● **GIVEN REQUEST**
Tally the lines in the data that follows that include the word "this", and report nothing but the total.

===============

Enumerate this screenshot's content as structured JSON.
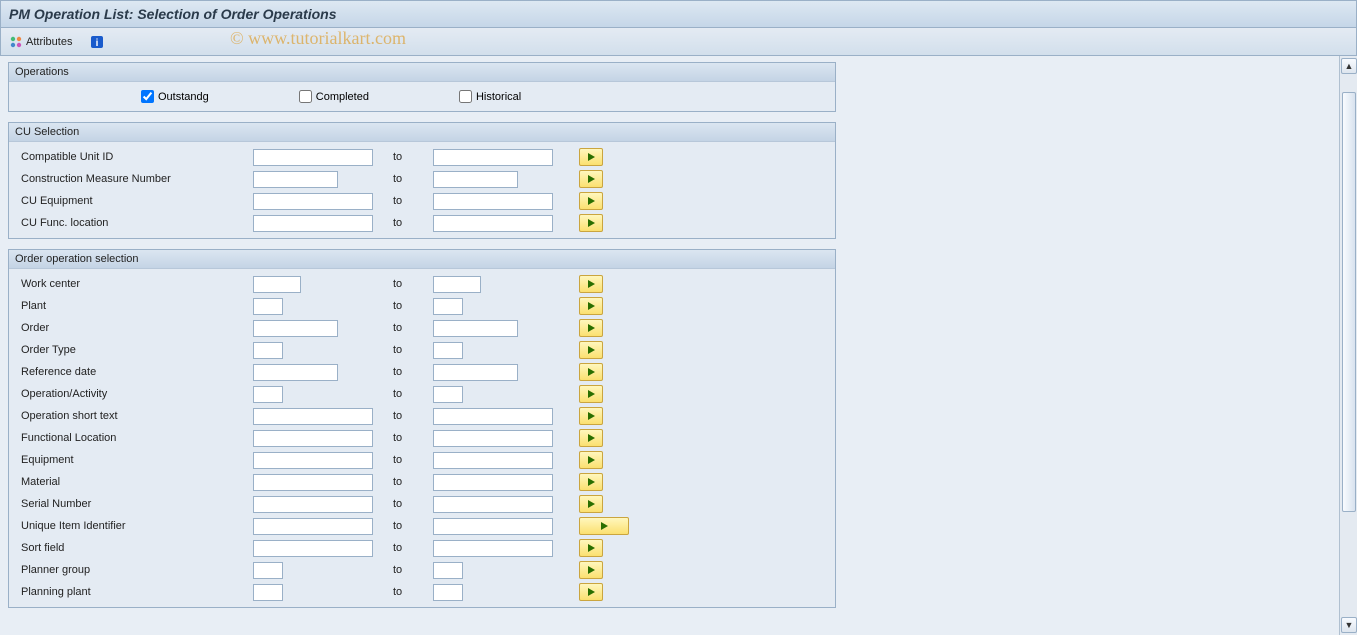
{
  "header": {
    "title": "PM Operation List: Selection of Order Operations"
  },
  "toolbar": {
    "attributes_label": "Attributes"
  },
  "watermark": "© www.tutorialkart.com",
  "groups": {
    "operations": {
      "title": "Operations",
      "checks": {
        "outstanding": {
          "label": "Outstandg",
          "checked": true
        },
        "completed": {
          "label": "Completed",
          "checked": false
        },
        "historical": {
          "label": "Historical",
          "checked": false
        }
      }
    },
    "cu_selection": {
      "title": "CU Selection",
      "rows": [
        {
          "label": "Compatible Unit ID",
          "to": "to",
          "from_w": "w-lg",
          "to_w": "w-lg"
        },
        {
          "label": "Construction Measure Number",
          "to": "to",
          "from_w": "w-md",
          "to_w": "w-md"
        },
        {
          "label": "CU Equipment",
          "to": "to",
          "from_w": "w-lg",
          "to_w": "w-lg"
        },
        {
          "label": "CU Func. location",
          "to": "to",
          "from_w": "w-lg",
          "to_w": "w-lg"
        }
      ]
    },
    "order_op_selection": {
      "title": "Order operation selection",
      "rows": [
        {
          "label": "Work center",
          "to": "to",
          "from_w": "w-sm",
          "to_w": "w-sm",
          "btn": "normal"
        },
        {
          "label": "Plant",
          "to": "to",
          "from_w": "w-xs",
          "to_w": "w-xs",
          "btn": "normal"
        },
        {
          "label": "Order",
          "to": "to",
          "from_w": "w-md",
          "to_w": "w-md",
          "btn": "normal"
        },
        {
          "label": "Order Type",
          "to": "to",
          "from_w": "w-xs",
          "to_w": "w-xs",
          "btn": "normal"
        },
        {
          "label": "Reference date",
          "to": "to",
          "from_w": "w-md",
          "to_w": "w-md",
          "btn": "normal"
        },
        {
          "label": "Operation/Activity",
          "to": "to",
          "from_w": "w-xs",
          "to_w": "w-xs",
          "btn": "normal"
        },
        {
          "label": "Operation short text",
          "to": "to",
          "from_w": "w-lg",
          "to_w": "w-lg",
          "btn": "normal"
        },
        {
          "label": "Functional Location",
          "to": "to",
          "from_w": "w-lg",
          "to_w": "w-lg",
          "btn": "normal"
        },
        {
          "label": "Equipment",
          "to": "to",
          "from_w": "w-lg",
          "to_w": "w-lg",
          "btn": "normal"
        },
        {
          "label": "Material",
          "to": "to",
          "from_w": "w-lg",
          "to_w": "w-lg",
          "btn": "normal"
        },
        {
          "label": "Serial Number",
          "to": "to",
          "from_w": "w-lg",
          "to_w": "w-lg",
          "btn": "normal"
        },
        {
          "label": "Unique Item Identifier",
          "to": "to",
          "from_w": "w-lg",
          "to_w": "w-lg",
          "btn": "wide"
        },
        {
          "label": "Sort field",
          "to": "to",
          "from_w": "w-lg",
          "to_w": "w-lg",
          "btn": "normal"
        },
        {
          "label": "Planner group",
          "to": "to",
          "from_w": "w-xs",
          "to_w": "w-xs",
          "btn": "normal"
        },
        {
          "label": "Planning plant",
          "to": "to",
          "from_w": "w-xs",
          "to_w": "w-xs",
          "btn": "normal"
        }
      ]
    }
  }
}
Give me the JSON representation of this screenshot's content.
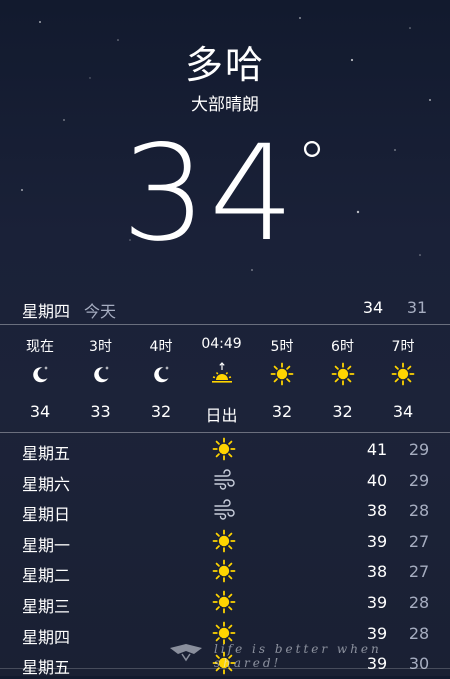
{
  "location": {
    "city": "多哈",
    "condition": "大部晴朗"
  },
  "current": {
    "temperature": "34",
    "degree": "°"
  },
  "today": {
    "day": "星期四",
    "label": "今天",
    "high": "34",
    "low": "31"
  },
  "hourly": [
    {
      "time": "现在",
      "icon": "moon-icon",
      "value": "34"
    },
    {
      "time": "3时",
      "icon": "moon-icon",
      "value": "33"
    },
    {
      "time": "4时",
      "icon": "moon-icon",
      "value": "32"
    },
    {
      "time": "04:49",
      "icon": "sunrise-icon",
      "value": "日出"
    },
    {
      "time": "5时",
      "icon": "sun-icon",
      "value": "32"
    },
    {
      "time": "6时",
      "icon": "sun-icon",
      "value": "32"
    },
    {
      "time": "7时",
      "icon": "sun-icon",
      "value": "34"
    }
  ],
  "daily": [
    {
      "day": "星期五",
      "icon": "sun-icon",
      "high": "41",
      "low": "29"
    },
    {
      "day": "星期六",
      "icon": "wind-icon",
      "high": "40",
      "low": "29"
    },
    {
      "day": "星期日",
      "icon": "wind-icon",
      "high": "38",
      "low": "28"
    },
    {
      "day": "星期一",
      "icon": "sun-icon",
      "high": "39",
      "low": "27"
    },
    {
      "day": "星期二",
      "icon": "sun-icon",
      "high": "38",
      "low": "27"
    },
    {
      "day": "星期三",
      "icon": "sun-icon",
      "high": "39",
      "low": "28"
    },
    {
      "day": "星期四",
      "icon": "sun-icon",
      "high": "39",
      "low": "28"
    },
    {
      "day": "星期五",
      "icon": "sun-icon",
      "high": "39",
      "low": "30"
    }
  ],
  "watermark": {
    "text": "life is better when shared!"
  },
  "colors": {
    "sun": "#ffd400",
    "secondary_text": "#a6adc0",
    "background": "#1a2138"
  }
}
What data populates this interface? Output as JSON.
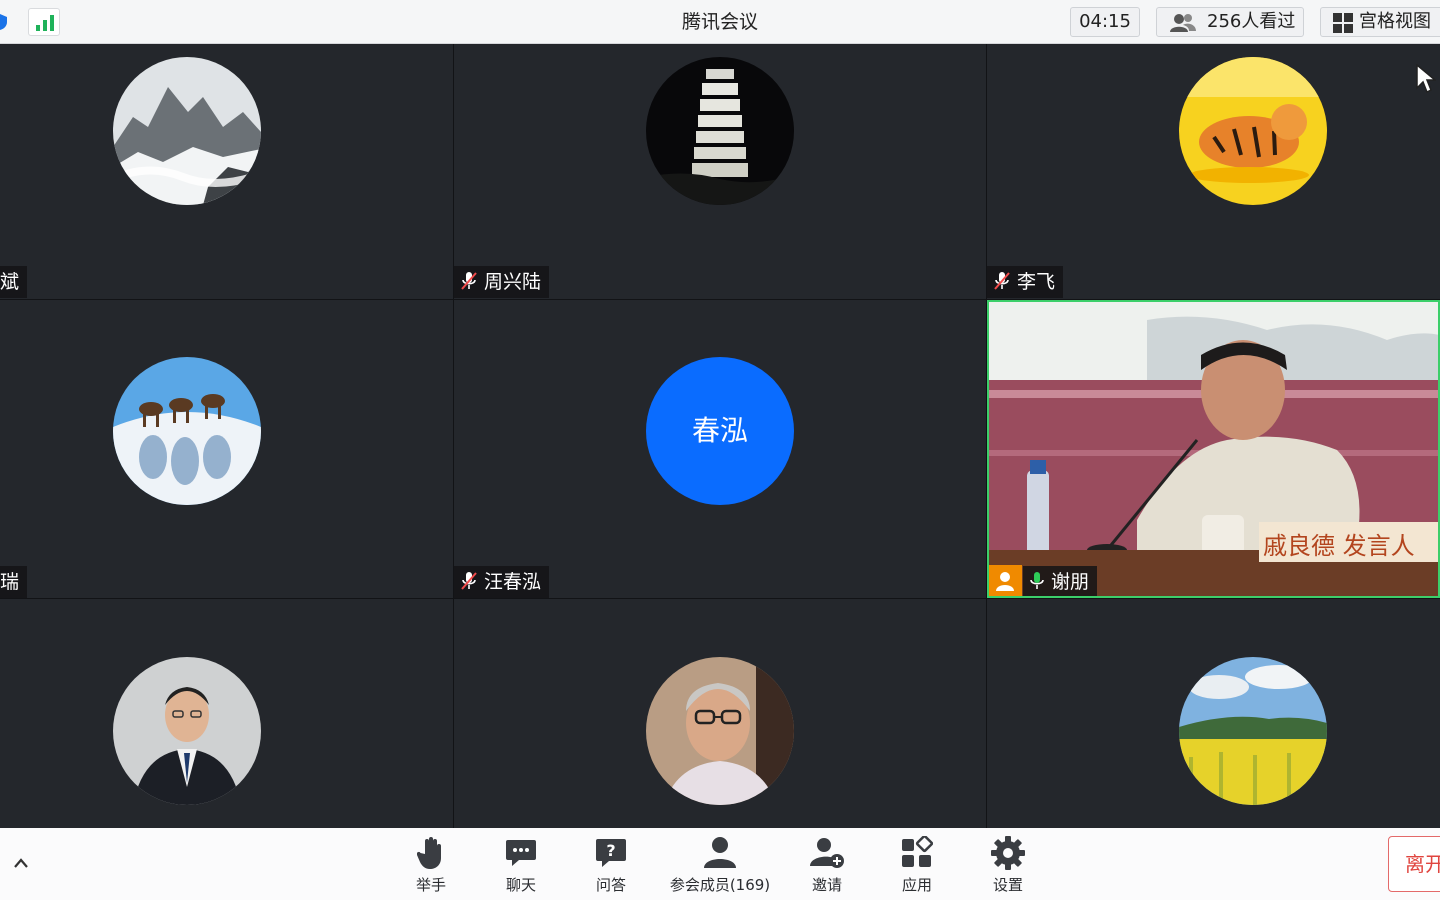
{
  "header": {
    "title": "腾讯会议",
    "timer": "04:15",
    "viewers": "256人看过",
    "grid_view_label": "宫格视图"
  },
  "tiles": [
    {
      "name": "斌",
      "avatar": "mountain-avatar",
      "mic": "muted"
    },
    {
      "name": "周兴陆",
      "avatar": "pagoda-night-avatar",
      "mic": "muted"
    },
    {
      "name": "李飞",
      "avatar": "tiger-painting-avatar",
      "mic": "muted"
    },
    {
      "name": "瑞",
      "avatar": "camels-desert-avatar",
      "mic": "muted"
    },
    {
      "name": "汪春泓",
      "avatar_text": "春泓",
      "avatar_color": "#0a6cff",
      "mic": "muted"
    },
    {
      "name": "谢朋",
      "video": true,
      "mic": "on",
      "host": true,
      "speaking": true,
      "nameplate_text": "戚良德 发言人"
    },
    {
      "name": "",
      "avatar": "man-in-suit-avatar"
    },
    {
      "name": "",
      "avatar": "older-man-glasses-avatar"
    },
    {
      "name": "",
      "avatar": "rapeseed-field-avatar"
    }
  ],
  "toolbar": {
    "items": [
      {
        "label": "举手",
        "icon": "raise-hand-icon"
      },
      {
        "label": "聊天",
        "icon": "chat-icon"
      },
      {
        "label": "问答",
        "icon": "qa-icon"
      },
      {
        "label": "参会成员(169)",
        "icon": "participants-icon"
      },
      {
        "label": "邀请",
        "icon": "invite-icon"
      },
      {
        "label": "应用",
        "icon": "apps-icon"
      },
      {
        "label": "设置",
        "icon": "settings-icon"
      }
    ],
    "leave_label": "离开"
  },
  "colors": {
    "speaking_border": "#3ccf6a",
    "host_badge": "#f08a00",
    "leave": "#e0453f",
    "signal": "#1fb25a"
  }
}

===============

● **OUTPUT OF THE EXERCISE**
3